● Task data:
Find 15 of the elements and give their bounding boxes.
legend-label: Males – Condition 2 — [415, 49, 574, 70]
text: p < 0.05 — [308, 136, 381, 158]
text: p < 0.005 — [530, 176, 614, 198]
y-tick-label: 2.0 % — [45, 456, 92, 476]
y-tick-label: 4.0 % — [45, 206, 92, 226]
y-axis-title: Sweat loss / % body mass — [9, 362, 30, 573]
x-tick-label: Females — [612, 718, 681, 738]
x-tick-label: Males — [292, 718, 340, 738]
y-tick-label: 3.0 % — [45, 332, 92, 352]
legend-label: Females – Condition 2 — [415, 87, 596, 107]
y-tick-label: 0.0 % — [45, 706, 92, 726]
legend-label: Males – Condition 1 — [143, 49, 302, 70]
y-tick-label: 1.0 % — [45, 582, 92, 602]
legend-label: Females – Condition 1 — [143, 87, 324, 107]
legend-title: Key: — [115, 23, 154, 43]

● Task statement:
Copy all of the records above word for word, keeping every line as it stands.

● The response:
Find 15 of the elements and give their bounding boxes.
legend-label: Males – Condition 2 — [415, 49, 574, 70]
text: p < 0.05 — [308, 136, 381, 158]
text: p < 0.005 — [530, 176, 614, 198]
y-tick-label: 2.0 % — [45, 456, 92, 476]
y-tick-label: 4.0 % — [45, 206, 92, 226]
y-axis-title: Sweat loss / % body mass — [9, 362, 30, 573]
x-tick-label: Females — [612, 718, 681, 738]
x-tick-label: Males — [292, 718, 340, 738]
y-tick-label: 3.0 % — [45, 332, 92, 352]
legend-label: Females – Condition 2 — [415, 87, 596, 107]
y-tick-label: 0.0 % — [45, 706, 92, 726]
legend-label: Males – Condition 1 — [143, 49, 302, 70]
y-tick-label: 1.0 % — [45, 582, 92, 602]
legend-label: Females – Condition 1 — [143, 87, 324, 107]
legend-title: Key: — [115, 23, 154, 43]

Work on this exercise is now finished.